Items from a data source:

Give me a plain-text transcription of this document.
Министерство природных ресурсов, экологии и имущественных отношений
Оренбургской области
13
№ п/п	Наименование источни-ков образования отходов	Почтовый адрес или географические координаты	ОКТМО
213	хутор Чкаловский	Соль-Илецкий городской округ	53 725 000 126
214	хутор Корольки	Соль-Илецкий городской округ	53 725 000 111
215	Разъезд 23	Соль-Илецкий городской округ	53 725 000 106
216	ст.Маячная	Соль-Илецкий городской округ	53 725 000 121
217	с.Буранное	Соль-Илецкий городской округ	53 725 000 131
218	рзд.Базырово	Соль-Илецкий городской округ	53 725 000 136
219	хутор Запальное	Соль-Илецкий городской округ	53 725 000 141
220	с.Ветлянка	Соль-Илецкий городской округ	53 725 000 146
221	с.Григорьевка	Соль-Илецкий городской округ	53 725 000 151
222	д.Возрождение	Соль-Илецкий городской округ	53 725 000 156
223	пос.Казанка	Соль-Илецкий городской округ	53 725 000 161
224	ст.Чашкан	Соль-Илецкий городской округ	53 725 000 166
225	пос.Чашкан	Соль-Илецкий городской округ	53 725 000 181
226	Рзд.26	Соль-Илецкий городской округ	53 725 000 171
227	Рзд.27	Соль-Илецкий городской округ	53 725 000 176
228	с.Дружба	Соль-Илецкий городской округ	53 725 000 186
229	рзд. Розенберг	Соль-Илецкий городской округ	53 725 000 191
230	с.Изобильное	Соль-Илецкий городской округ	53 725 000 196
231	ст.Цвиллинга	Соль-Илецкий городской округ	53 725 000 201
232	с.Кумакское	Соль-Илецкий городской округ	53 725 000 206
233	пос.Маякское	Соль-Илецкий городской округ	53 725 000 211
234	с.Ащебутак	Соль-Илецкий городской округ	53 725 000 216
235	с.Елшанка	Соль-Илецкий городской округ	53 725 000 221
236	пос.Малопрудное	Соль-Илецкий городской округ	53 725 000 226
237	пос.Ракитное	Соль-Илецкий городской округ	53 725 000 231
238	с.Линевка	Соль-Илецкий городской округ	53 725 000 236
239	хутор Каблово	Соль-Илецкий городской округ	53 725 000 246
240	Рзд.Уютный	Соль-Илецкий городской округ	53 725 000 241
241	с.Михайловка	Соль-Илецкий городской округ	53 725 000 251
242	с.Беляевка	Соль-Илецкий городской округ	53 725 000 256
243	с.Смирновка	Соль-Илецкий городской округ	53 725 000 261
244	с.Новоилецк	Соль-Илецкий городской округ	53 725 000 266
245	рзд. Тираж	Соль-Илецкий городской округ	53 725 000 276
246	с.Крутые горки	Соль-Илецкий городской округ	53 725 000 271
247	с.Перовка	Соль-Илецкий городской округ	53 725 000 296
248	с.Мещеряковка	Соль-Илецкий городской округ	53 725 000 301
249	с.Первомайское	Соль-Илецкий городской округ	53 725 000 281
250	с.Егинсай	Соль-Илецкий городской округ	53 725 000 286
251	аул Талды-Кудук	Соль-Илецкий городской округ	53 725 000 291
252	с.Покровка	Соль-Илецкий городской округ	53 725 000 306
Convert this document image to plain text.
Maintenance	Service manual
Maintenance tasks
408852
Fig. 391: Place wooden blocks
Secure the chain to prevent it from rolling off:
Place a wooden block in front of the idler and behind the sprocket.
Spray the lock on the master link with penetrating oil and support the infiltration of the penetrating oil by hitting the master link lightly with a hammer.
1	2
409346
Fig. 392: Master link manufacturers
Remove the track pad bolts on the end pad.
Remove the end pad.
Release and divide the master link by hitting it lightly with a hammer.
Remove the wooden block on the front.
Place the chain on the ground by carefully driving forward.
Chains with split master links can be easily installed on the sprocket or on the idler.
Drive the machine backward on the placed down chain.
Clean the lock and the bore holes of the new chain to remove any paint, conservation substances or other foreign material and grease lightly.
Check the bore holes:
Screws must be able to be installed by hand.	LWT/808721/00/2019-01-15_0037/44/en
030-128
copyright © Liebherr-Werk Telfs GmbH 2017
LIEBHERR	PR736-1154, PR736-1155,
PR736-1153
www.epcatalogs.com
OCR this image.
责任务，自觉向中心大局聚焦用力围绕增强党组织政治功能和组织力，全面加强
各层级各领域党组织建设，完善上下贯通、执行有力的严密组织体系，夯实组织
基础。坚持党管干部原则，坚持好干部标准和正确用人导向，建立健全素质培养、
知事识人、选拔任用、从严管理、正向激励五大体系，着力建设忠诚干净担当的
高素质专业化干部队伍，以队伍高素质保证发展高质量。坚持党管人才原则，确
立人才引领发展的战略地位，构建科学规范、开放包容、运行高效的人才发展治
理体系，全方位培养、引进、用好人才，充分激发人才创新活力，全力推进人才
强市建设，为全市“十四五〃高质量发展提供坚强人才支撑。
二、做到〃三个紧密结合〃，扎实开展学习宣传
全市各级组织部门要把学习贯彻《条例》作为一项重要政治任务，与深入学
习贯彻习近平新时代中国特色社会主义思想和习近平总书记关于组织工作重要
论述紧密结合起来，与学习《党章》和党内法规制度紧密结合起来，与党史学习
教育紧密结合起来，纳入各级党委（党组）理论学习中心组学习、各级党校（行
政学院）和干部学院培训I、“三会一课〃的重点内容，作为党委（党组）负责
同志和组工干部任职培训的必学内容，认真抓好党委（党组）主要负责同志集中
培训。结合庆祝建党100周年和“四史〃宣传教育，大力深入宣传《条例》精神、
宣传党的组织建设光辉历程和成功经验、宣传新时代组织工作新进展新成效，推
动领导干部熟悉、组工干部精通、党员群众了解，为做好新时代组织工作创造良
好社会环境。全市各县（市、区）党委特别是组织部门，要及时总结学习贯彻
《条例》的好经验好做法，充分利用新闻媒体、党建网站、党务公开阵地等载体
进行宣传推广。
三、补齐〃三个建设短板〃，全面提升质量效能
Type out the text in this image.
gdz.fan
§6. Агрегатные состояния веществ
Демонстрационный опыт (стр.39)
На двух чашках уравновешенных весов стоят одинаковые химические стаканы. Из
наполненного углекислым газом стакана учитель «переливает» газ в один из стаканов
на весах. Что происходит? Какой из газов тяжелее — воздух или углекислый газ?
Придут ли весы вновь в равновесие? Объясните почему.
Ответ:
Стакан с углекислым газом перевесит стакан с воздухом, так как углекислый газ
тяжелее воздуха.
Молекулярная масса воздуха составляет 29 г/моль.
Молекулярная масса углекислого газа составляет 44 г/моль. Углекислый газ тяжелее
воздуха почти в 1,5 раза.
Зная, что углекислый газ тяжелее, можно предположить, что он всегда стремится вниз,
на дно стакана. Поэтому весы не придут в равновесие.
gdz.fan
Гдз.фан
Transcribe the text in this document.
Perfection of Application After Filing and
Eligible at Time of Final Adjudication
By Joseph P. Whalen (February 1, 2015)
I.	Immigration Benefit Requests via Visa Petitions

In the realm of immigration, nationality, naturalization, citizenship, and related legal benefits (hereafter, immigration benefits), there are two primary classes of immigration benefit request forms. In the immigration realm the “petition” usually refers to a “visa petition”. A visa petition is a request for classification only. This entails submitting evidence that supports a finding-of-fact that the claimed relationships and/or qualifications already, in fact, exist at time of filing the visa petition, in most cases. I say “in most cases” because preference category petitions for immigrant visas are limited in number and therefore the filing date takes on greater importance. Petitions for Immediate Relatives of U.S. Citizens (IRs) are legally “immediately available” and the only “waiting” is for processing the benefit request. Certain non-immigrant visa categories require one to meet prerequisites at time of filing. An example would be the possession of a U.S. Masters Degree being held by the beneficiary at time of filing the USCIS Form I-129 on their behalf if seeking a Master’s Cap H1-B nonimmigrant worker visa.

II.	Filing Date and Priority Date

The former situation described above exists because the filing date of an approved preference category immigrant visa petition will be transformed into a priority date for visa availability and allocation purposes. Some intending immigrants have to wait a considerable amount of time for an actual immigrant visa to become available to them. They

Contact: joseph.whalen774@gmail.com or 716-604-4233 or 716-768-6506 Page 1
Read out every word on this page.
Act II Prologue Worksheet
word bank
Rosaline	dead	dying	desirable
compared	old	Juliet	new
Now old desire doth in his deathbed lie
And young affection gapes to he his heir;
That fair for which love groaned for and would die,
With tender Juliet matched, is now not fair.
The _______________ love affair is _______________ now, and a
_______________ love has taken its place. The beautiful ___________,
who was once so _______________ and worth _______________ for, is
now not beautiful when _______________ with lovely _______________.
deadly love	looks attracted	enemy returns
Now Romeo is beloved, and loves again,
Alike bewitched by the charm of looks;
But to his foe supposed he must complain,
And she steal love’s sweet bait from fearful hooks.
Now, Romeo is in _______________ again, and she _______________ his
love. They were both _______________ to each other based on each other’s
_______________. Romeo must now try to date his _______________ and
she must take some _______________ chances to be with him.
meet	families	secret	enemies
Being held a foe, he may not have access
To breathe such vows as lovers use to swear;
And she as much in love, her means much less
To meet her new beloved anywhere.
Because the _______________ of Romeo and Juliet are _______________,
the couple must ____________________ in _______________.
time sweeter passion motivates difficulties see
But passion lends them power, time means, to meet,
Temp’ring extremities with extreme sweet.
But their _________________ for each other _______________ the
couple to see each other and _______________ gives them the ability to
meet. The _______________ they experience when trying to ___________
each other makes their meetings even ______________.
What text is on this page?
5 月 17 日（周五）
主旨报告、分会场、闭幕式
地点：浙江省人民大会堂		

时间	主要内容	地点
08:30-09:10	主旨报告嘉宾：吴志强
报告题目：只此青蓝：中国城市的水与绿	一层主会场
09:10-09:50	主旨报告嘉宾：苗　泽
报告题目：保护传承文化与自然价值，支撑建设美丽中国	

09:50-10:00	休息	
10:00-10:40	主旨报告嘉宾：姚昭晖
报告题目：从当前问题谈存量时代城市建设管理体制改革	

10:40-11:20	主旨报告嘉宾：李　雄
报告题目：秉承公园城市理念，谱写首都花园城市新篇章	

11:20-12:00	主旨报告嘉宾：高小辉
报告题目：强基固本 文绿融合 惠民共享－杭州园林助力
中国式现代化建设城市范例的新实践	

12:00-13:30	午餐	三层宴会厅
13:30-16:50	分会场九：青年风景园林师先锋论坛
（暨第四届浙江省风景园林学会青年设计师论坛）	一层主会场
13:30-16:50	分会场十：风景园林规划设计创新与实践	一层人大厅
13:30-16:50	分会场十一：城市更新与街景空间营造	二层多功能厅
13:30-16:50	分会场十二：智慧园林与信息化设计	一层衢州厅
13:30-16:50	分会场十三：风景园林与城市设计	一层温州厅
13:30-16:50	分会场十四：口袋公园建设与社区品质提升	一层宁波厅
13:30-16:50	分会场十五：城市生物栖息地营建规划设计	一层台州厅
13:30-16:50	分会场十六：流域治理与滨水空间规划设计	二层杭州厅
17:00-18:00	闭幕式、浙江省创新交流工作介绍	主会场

▶ PROBLEM DESCRIPTION
Where a line contains "their", copy that line.

▶ ANSWER TO THIS TASK
In the realm of immigration, nationality, naturalization, citizenship, and related legal benefits (hereafter, immigration benefits), there are two primary classes of immigration benefit request forms. In the immigration realm the “petition” usually refers to a “visa petition”. A visa petition is a request for classification only. This entails submitting evidence that supports a finding-of-fact that the claimed relationships and/or qualifications already, in fact, exist at time of filing the visa petition, in most cases. I say “in most cases” because preference category petitions for immigrant visas are limited in number and therefore the filing date takes on greater importance. Petitions for Immediate Relatives of U.S. Citizens (IRs) are legally “immediately available” and the only “waiting” is for processing the benefit request. Certain non-immigrant visa categories require one to meet prerequisites at time of filing. An example would be the possession of a U.S. Masters Degree being held by the beneficiary at time of filing the USCIS Form I-129 on their behalf if seeking a Master’s Cap H1-B nonimmigrant worker visa.
But their _________________ for each other _______________ the
each other makes their meetings even ______________.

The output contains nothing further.